What the task requires ->
Reproduce the listing below without any change.

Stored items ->

======

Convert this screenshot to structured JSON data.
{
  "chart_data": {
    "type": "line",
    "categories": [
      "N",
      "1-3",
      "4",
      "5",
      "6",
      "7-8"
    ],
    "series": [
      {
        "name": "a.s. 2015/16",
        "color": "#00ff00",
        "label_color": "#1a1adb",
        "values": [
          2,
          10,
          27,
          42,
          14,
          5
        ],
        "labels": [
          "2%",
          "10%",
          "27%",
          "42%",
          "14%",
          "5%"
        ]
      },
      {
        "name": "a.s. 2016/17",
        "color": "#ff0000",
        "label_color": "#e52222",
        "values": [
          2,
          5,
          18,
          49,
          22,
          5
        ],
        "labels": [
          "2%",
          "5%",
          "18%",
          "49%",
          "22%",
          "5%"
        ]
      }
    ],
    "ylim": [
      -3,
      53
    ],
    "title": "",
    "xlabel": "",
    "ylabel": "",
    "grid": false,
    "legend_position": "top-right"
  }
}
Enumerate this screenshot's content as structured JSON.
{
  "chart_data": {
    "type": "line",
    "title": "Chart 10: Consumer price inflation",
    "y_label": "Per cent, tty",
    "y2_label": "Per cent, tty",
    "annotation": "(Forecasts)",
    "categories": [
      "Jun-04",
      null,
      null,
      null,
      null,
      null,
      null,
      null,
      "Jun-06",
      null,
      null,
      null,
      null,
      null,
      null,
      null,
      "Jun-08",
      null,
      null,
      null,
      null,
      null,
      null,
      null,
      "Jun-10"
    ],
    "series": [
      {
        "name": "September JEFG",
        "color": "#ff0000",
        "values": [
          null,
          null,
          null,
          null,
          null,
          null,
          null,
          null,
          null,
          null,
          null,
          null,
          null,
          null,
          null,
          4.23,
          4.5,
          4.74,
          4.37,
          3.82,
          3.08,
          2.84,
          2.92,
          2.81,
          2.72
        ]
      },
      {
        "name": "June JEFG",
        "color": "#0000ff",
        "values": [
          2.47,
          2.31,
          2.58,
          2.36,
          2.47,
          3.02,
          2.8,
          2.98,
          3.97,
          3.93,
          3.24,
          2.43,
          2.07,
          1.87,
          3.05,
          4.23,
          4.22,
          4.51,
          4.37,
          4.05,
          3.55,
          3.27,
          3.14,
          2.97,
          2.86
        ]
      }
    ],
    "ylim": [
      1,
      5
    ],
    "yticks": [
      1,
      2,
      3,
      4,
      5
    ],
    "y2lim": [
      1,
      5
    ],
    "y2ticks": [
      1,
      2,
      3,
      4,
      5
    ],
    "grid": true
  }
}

======

Answer in full ->
Convert this screenshot to structured JSON data.
{
  "chart_data": {
    "type": "line",
    "categories": [
      "N",
      "1-3",
      "4",
      "5",
      "6",
      "7-8"
    ],
    "series": [
      {
        "name": "a.s. 2015/16",
        "color": "#00ff00",
        "label_color": "#1a1adb",
        "values": [
          2,
          10,
          27,
          42,
          14,
          5
        ],
        "labels": [
          "2%",
          "10%",
          "27%",
          "42%",
          "14%",
          "5%"
        ]
      },
      {
        "name": "a.s. 2016/17",
        "color": "#ff0000",
        "label_color": "#e52222",
        "values": [
          2,
          5,
          18,
          49,
          22,
          5
        ],
        "labels": [
          "2%",
          "5%",
          "18%",
          "49%",
          "22%",
          "5%"
        ]
      }
    ],
    "ylim": [
      -3,
      53
    ],
    "title": "",
    "xlabel": "",
    "ylabel": "",
    "grid": false,
    "legend_position": "top-right"
  }
}
Enumerate this screenshot's content as structured JSON.
{
  "chart_data": {
    "type": "line",
    "title": "Chart 10: Consumer price inflation",
    "y_label": "Per cent, tty",
    "y2_label": "Per cent, tty",
    "annotation": "(Forecasts)",
    "categories": [
      "Jun-04",
      null,
      null,
      null,
      null,
      null,
      null,
      null,
      "Jun-06",
      null,
      null,
      null,
      null,
      null,
      null,
      null,
      "Jun-08",
      null,
      null,
      null,
      null,
      null,
      null,
      null,
      "Jun-10"
    ],
    "series": [
      {
        "name": "September JEFG",
        "color": "#ff0000",
        "values": [
          null,
          null,
          null,
          null,
          null,
          null,
          null,
          null,
          null,
          null,
          null,
          null,
          null,
          null,
          null,
          4.23,
          4.5,
          4.74,
          4.37,
          3.82,
          3.08,
          2.84,
          2.92,
          2.81,
          2.72
        ]
      },
      {
        "name": "June JEFG",
        "color": "#0000ff",
        "values": [
          2.47,
          2.31,
          2.58,
          2.36,
          2.47,
          3.02,
          2.8,
          2.98,
          3.97,
          3.93,
          3.24,
          2.43,
          2.07,
          1.87,
          3.05,
          4.23,
          4.22,
          4.51,
          4.37,
          4.05,
          3.55,
          3.27,
          3.14,
          2.97,
          2.86
        ]
      }
    ],
    "ylim": [
      1,
      5
    ],
    "yticks": [
      1,
      2,
      3,
      4,
      5
    ],
    "y2lim": [
      1,
      5
    ],
    "y2ticks": [
      1,
      2,
      3,
      4,
      5
    ],
    "grid": true
  }
}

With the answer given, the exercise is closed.